:: Stored entries ::
** START **

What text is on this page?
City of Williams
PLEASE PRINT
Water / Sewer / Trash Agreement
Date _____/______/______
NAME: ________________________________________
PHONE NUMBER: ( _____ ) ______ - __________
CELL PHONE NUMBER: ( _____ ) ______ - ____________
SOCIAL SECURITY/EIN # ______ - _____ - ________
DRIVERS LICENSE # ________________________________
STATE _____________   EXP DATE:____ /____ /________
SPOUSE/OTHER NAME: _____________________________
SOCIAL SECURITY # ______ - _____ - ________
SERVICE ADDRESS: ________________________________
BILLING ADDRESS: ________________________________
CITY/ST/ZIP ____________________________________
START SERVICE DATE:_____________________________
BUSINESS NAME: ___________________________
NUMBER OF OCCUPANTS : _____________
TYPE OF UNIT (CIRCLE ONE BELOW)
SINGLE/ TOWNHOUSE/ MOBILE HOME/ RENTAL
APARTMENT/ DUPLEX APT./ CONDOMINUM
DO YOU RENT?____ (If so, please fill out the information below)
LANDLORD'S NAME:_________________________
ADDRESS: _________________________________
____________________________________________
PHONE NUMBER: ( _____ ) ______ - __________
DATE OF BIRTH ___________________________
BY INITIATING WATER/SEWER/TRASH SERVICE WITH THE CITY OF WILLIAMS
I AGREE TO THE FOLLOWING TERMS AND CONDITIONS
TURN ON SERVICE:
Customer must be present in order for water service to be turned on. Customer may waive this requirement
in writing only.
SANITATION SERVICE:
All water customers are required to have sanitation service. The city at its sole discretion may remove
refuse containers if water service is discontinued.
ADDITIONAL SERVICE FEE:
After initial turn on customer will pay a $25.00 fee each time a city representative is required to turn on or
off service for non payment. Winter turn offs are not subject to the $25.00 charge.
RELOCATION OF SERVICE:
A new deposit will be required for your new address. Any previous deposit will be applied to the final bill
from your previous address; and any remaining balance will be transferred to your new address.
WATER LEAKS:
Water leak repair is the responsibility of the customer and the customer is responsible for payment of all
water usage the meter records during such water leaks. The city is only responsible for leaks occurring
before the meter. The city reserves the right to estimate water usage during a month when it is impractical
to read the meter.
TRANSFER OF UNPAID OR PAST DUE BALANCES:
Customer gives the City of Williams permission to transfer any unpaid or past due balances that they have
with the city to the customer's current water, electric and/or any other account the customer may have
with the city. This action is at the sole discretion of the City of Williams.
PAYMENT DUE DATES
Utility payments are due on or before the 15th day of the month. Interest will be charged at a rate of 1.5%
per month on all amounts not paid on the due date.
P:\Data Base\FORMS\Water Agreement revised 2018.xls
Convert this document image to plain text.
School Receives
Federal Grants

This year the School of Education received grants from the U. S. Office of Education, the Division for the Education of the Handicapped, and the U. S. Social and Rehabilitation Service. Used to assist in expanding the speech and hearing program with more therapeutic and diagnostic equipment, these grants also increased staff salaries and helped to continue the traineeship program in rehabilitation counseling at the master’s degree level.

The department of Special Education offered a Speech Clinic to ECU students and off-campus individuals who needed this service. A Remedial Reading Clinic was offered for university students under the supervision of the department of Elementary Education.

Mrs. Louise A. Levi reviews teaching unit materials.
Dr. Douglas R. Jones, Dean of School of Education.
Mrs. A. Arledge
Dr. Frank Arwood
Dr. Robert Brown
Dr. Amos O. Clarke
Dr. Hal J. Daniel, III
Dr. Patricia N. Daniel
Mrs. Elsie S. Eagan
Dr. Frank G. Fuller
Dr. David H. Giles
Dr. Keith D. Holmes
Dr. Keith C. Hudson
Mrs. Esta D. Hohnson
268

** END **

:: Exercise goal ::
Read the data above and pull out each line that holds the string "have".

:: Answer ::
All water customers are required to have sanitation service. The city at its sole discretion may remove
Customer gives the City of Williams permission to transfer any unpaid or past due balances that they have
with the city to the customer's current water, electric and/or any other account the customer may have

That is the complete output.